STATED EXERCISE
Of the lines in this listing, how many contain the word "their"? Give the number and nothing else.

DATA TO USE
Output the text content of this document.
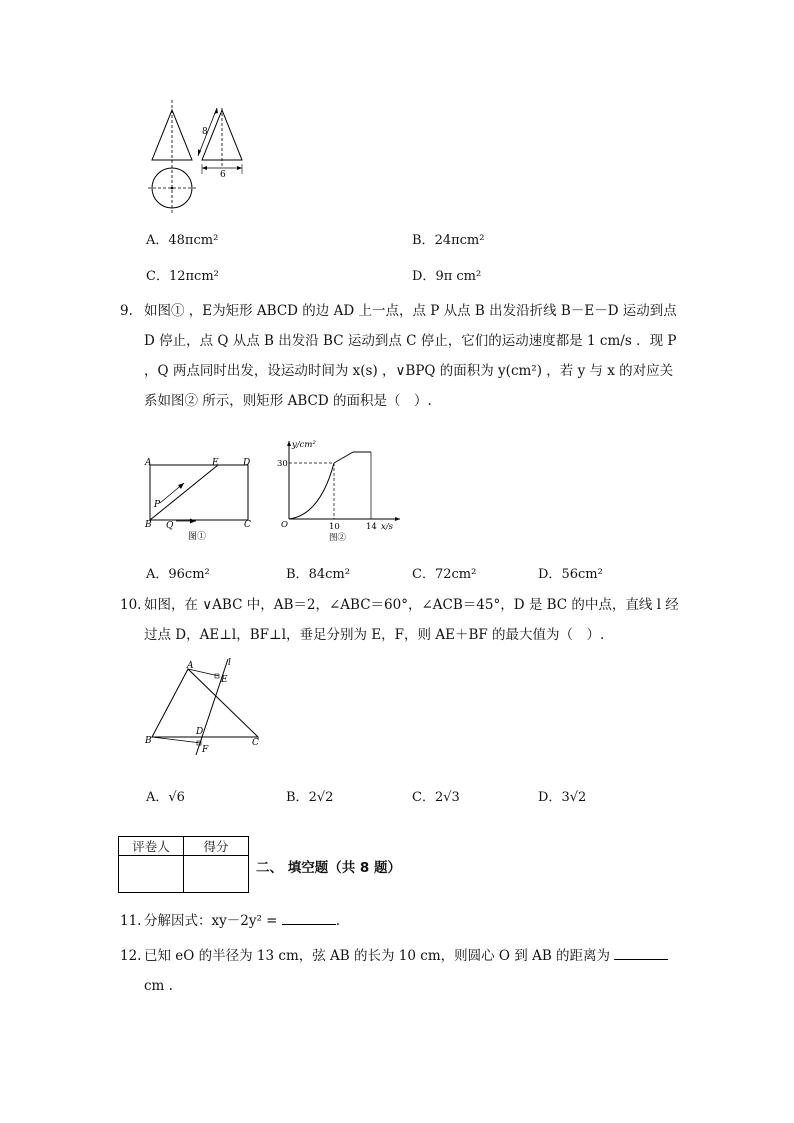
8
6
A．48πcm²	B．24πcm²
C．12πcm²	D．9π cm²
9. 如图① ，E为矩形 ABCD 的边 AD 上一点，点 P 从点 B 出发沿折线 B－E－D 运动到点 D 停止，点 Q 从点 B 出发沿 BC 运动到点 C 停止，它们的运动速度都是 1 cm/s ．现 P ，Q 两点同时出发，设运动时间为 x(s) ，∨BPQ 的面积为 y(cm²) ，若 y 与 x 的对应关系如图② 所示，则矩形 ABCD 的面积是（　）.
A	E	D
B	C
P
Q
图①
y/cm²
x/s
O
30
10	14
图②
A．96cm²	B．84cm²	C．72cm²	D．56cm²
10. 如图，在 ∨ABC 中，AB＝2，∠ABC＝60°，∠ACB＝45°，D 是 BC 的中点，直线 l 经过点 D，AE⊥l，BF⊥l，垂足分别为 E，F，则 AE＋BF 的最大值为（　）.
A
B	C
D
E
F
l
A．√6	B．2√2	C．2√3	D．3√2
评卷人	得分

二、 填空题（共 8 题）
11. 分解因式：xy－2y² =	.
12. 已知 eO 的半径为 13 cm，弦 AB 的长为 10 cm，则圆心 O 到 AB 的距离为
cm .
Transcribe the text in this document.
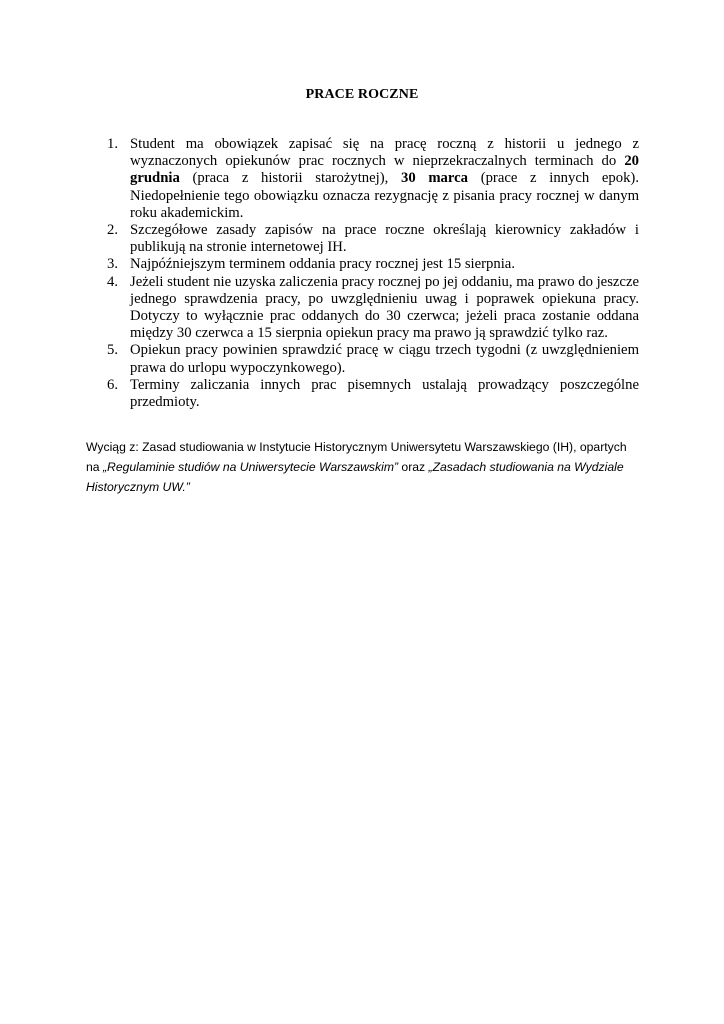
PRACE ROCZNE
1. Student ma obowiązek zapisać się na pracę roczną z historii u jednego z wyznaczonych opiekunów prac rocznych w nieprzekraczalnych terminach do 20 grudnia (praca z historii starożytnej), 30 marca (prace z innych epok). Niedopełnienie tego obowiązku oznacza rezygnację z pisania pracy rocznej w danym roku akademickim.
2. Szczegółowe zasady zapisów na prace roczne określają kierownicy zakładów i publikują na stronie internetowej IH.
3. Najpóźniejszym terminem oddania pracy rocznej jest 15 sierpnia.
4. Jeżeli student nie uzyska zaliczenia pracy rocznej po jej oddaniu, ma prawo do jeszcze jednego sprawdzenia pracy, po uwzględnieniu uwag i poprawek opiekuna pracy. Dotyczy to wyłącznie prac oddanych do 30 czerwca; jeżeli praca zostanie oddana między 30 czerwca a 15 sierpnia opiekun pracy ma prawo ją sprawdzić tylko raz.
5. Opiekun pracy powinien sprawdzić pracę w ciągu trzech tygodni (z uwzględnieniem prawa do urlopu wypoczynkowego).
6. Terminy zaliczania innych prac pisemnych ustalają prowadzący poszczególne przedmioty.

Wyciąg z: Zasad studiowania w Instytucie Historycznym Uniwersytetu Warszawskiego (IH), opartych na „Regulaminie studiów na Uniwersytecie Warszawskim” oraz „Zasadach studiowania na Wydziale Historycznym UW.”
--
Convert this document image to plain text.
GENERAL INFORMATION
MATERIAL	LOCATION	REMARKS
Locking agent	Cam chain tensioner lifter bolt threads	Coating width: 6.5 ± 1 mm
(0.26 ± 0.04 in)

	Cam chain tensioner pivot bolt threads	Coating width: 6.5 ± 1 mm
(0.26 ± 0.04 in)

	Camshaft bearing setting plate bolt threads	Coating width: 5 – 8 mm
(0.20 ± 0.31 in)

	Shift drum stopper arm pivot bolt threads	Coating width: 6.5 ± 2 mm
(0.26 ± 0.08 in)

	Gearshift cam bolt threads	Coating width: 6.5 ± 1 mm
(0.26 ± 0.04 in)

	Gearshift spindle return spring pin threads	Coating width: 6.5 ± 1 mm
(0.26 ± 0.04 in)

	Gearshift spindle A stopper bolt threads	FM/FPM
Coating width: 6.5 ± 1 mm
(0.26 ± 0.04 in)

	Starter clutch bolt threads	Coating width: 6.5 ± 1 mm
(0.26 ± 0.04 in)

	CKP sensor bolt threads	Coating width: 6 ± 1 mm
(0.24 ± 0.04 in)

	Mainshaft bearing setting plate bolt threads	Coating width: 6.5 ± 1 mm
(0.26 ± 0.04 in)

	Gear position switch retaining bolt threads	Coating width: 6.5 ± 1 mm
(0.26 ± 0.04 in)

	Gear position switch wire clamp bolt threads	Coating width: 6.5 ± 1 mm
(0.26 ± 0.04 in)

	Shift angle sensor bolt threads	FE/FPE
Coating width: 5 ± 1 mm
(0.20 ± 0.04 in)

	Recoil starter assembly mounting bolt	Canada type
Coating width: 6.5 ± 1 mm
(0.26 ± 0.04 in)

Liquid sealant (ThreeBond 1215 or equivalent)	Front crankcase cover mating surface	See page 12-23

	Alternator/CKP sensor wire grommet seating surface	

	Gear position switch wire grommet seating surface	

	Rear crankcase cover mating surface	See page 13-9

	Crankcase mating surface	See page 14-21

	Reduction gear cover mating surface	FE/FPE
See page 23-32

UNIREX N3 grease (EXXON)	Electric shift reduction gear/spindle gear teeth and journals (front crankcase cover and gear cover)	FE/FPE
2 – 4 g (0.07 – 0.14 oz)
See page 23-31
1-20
--
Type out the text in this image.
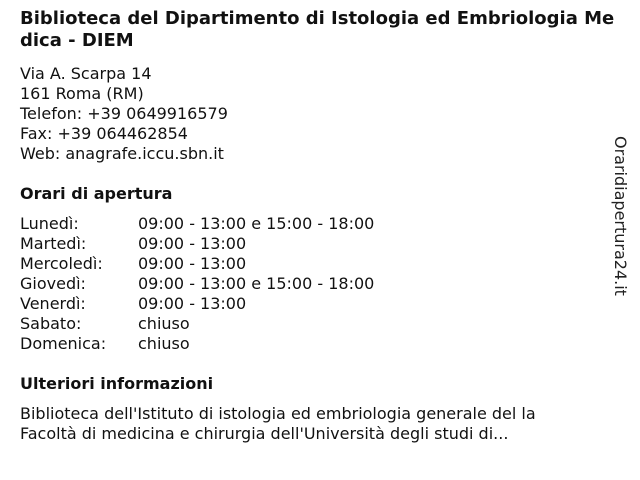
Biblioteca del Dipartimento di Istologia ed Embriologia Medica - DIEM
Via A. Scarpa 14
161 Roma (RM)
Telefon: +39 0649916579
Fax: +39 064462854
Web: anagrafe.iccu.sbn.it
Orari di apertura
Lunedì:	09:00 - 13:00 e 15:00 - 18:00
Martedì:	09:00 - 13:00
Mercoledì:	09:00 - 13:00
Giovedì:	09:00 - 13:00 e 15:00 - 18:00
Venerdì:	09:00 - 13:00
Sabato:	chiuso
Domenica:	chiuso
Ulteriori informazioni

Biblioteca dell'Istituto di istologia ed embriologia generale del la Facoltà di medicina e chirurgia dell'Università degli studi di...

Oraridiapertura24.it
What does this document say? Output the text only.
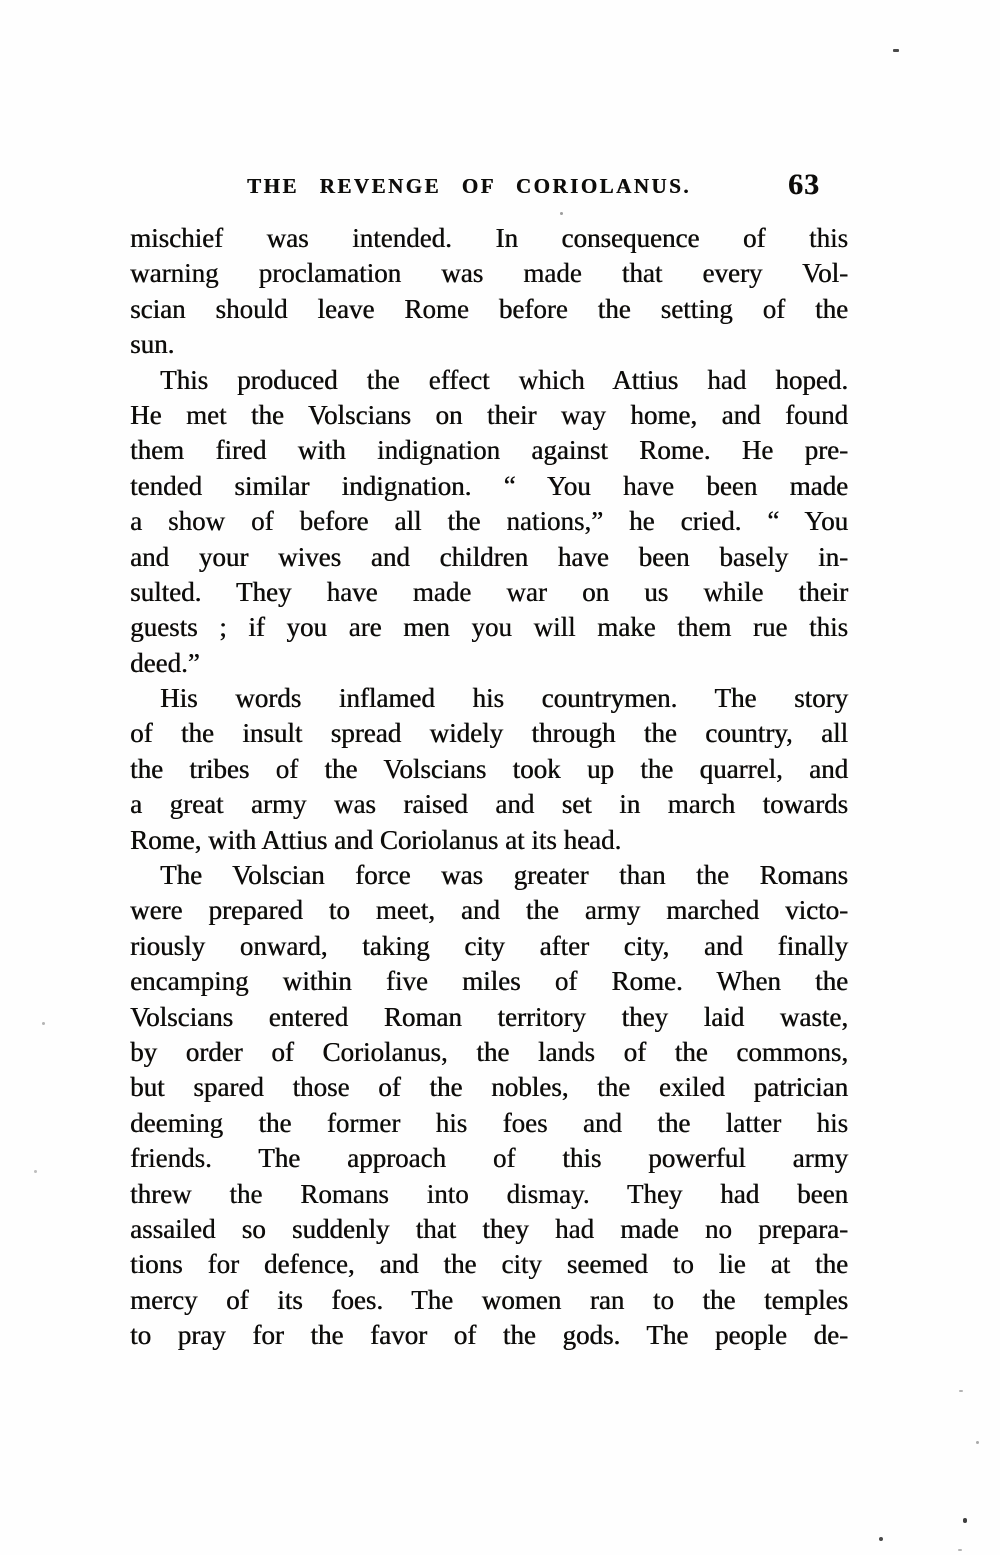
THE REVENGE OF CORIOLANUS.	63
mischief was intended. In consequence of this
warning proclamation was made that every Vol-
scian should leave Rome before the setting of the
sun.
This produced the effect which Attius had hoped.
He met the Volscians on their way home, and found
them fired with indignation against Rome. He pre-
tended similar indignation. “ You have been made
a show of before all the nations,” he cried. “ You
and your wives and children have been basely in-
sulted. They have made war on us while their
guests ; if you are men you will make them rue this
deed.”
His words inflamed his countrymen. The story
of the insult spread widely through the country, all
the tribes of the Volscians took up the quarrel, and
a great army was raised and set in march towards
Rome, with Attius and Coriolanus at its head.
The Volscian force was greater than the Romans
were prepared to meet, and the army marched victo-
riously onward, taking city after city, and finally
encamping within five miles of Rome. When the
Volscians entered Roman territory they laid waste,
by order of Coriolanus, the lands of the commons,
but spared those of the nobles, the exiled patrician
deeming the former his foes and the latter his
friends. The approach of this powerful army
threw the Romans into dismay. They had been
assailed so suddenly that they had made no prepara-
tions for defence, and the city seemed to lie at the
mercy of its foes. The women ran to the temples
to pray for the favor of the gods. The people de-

OUTPUT OF THE TASK
2